* _Source records_
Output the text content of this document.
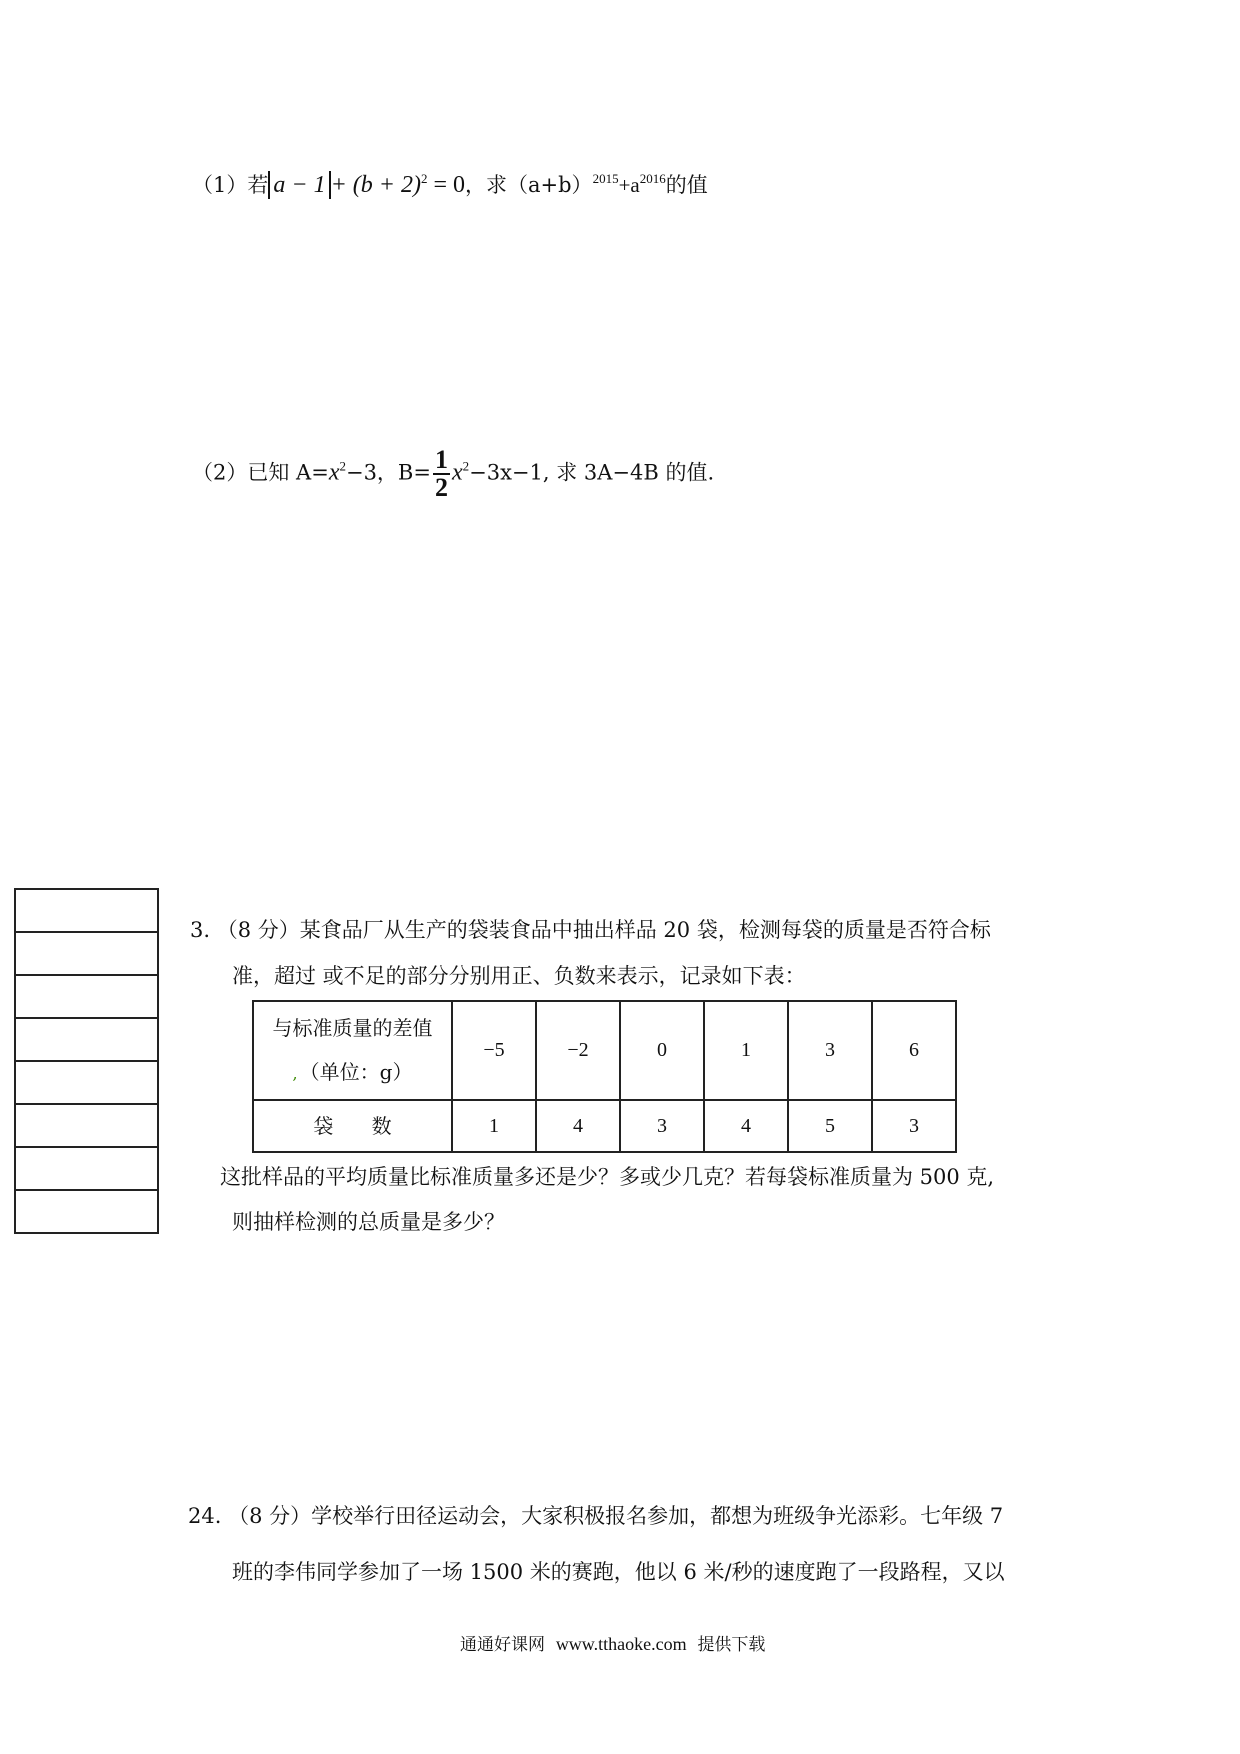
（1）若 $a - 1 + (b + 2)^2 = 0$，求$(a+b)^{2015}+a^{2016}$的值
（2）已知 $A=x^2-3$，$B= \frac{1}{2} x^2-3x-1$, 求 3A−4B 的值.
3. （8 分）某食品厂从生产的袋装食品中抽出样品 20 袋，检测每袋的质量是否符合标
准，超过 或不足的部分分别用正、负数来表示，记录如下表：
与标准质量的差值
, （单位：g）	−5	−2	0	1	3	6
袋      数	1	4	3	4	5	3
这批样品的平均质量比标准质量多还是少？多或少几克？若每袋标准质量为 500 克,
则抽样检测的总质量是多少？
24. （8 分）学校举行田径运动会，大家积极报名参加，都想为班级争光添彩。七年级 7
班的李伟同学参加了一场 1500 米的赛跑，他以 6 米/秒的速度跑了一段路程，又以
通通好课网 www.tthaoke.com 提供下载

--

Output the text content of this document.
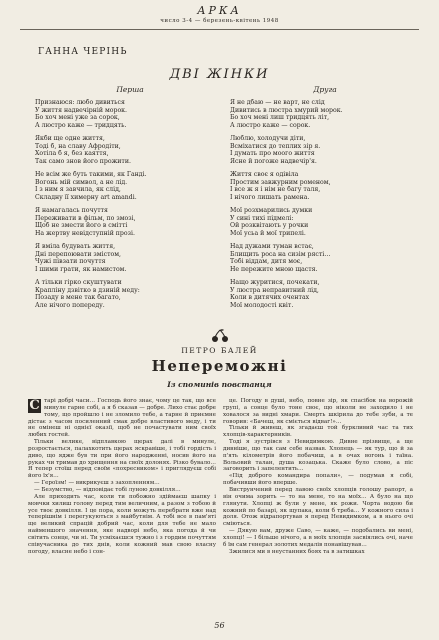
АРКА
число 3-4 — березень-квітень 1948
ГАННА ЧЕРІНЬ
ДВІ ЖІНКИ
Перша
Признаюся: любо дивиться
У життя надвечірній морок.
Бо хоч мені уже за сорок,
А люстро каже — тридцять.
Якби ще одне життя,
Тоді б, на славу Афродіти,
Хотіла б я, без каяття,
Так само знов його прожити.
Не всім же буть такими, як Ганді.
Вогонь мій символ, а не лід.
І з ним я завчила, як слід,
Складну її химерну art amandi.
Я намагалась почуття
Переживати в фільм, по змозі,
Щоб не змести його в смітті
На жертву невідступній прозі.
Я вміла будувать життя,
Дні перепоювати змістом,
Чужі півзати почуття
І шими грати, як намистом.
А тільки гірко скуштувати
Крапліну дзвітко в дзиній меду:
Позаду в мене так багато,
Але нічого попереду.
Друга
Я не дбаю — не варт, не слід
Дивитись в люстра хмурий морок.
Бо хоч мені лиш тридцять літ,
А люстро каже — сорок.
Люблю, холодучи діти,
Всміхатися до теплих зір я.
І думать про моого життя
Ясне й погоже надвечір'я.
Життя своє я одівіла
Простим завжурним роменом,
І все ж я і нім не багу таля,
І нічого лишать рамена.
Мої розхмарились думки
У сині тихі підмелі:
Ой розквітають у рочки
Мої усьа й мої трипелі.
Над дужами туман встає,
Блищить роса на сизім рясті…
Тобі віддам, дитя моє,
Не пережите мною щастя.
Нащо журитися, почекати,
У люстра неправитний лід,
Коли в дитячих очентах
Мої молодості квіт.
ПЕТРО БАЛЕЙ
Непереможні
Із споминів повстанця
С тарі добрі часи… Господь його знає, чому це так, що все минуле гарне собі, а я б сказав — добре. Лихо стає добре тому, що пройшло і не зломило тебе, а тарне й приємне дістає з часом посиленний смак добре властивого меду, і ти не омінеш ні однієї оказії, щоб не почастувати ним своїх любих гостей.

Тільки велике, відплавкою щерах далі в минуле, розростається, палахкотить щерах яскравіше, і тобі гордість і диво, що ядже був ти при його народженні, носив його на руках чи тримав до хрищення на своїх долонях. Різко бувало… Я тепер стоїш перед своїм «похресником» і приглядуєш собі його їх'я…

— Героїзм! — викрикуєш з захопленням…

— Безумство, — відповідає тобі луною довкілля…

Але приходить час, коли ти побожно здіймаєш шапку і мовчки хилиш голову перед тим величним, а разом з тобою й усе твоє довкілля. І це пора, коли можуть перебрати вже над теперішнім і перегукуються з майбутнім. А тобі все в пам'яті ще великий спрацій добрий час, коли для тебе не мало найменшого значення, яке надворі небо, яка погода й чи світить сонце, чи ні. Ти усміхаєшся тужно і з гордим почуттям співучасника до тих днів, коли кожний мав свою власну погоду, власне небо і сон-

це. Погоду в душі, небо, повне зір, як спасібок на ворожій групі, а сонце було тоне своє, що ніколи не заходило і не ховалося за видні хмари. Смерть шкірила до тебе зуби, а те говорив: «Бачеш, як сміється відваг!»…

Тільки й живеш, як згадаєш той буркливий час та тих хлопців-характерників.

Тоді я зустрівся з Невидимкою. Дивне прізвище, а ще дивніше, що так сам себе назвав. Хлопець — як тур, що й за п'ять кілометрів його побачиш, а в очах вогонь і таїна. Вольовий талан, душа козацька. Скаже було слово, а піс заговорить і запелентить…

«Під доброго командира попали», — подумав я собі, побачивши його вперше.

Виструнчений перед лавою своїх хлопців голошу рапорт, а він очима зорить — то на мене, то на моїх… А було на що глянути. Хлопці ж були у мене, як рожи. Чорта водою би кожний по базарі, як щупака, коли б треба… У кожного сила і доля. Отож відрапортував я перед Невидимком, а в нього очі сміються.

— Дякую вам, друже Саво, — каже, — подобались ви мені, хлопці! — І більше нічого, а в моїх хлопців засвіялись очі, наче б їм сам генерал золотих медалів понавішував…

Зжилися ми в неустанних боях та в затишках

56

* _Do this_
Identify all lines in the records above with the word "слід".

* _Exercise result_
І з ним я завчила, як слід,
Я не дбаю — не варт, не слід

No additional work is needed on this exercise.